__TASK__: Set down the material once more, exactly as it appears.

** start of MATERIAL SUPPLIED **

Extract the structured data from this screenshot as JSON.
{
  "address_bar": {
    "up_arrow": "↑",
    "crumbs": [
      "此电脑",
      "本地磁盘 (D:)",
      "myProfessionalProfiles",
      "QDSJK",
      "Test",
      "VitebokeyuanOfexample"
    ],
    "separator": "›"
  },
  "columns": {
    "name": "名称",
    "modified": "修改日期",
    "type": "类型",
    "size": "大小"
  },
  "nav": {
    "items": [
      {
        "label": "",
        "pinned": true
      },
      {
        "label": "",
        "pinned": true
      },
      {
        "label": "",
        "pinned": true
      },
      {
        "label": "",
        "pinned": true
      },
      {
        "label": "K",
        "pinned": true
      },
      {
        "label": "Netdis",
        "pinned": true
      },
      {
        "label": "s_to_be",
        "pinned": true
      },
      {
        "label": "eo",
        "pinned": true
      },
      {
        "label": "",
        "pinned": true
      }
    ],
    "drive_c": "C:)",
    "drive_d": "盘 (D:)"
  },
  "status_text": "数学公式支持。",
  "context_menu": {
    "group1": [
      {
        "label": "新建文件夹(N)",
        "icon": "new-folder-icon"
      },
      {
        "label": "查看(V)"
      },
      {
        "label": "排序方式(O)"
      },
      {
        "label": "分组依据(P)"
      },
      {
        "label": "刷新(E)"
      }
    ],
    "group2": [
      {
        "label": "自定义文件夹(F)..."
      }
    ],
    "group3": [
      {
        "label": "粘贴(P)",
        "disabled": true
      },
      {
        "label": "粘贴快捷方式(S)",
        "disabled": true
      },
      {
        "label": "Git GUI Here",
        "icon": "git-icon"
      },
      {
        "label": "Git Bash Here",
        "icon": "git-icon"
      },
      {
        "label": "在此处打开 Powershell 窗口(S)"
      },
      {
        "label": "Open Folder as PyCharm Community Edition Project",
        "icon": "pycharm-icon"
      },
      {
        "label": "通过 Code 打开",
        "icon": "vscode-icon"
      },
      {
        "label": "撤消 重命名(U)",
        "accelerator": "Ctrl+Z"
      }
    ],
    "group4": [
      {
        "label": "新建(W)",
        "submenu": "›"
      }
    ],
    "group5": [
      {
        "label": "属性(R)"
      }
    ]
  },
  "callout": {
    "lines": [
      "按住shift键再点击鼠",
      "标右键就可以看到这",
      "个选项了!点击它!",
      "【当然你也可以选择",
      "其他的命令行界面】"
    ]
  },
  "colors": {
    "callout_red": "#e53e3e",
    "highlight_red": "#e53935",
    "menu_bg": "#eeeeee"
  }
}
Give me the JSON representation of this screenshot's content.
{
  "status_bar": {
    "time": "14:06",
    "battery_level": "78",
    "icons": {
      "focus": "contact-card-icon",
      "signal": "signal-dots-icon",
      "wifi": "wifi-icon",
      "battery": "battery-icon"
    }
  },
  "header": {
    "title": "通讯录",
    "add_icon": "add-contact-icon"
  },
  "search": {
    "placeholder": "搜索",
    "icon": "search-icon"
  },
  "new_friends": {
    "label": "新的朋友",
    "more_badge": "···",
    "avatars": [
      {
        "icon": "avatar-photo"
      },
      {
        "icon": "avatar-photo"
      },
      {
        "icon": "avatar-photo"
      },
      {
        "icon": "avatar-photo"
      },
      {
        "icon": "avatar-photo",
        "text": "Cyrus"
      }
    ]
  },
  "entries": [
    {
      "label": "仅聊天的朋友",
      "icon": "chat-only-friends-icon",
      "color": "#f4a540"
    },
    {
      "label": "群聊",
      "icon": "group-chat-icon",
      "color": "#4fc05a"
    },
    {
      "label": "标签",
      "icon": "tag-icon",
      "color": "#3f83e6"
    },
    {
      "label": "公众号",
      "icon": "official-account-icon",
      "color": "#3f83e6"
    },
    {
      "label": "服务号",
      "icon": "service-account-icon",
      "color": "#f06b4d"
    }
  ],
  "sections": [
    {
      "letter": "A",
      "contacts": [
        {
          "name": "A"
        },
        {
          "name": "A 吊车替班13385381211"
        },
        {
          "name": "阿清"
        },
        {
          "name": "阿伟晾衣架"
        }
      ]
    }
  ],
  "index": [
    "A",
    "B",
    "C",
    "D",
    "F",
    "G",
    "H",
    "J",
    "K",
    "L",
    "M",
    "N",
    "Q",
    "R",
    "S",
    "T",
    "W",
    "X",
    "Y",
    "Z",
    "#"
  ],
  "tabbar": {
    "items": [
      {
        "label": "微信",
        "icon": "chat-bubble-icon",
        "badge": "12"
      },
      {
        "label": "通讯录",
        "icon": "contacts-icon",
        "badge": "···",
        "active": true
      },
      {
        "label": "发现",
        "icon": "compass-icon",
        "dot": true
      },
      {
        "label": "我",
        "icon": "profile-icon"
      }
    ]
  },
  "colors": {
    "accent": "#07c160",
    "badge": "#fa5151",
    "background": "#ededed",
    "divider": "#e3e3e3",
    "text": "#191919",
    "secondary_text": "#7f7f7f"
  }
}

** end of MATERIAL SUPPLIED **

__TASK SOLUTION__:
Extract the structured data from this screenshot as JSON.
{
  "address_bar": {
    "up_arrow": "↑",
    "crumbs": [
      "此电脑",
      "本地磁盘 (D:)",
      "myProfessionalProfiles",
      "QDSJK",
      "Test",
      "VitebokeyuanOfexample"
    ],
    "separator": "›"
  },
  "columns": {
    "name": "名称",
    "modified": "修改日期",
    "type": "类型",
    "size": "大小"
  },
  "nav": {
    "items": [
      {
        "label": "",
        "pinned": true
      },
      {
        "label": "",
        "pinned": true
      },
      {
        "label": "",
        "pinned": true
      },
      {
        "label": "",
        "pinned": true
      },
      {
        "label": "K",
        "pinned": true
      },
      {
        "label": "Netdis",
        "pinned": true
      },
      {
        "label": "s_to_be",
        "pinned": true
      },
      {
        "label": "eo",
        "pinned": true
      },
      {
        "label": "",
        "pinned": true
      }
    ],
    "drive_c": "C:)",
    "drive_d": "盘 (D:)"
  },
  "status_text": "数学公式支持。",
  "context_menu": {
    "group1": [
      {
        "label": "新建文件夹(N)",
        "icon": "new-folder-icon"
      },
      {
        "label": "查看(V)"
      },
      {
        "label": "排序方式(O)"
      },
      {
        "label": "分组依据(P)"
      },
      {
        "label": "刷新(E)"
      }
    ],
    "group2": [
      {
        "label": "自定义文件夹(F)..."
      }
    ],
    "group3": [
      {
        "label": "粘贴(P)",
        "disabled": true
      },
      {
        "label": "粘贴快捷方式(S)",
        "disabled": true
      },
      {
        "label": "Git GUI Here",
        "icon": "git-icon"
      },
      {
        "label": "Git Bash Here",
        "icon": "git-icon"
      },
      {
        "label": "在此处打开 Powershell 窗口(S)"
      },
      {
        "label": "Open Folder as PyCharm Community Edition Project",
        "icon": "pycharm-icon"
      },
      {
        "label": "通过 Code 打开",
        "icon": "vscode-icon"
      },
      {
        "label": "撤消 重命名(U)",
        "accelerator": "Ctrl+Z"
      }
    ],
    "group4": [
      {
        "label": "新建(W)",
        "submenu": "›"
      }
    ],
    "group5": [
      {
        "label": "属性(R)"
      }
    ]
  },
  "callout": {
    "lines": [
      "按住shift键再点击鼠",
      "标右键就可以看到这",
      "个选项了!点击它!",
      "【当然你也可以选择",
      "其他的命令行界面】"
    ]
  },
  "colors": {
    "callout_red": "#e53e3e",
    "highlight_red": "#e53935",
    "menu_bg": "#eeeeee"
  }
}
Give me the JSON representation of this screenshot's content.
{
  "status_bar": {
    "time": "14:06",
    "battery_level": "78",
    "icons": {
      "focus": "contact-card-icon",
      "signal": "signal-dots-icon",
      "wifi": "wifi-icon",
      "battery": "battery-icon"
    }
  },
  "header": {
    "title": "通讯录",
    "add_icon": "add-contact-icon"
  },
  "search": {
    "placeholder": "搜索",
    "icon": "search-icon"
  },
  "new_friends": {
    "label": "新的朋友",
    "more_badge": "···",
    "avatars": [
      {
        "icon": "avatar-photo"
      },
      {
        "icon": "avatar-photo"
      },
      {
        "icon": "avatar-photo"
      },
      {
        "icon": "avatar-photo"
      },
      {
        "icon": "avatar-photo",
        "text": "Cyrus"
      }
    ]
  },
  "entries": [
    {
      "label": "仅聊天的朋友",
      "icon": "chat-only-friends-icon",
      "color": "#f4a540"
    },
    {
      "label": "群聊",
      "icon": "group-chat-icon",
      "color": "#4fc05a"
    },
    {
      "label": "标签",
      "icon": "tag-icon",
      "color": "#3f83e6"
    },
    {
      "label": "公众号",
      "icon": "official-account-icon",
      "color": "#3f83e6"
    },
    {
      "label": "服务号",
      "icon": "service-account-icon",
      "color": "#f06b4d"
    }
  ],
  "sections": [
    {
      "letter": "A",
      "contacts": [
        {
          "name": "A"
        },
        {
          "name": "A 吊车替班13385381211"
        },
        {
          "name": "阿清"
        },
        {
          "name": "阿伟晾衣架"
        }
      ]
    }
  ],
  "index": [
    "A",
    "B",
    "C",
    "D",
    "F",
    "G",
    "H",
    "J",
    "K",
    "L",
    "M",
    "N",
    "Q",
    "R",
    "S",
    "T",
    "W",
    "X",
    "Y",
    "Z",
    "#"
  ],
  "tabbar": {
    "items": [
      {
        "label": "微信",
        "icon": "chat-bubble-icon",
        "badge": "12"
      },
      {
        "label": "通讯录",
        "icon": "contacts-icon",
        "badge": "···",
        "active": true
      },
      {
        "label": "发现",
        "icon": "compass-icon",
        "dot": true
      },
      {
        "label": "我",
        "icon": "profile-icon"
      }
    ]
  },
  "colors": {
    "accent": "#07c160",
    "badge": "#fa5151",
    "background": "#ededed",
    "divider": "#e3e3e3",
    "text": "#191919",
    "secondary_text": "#7f7f7f"
  }
}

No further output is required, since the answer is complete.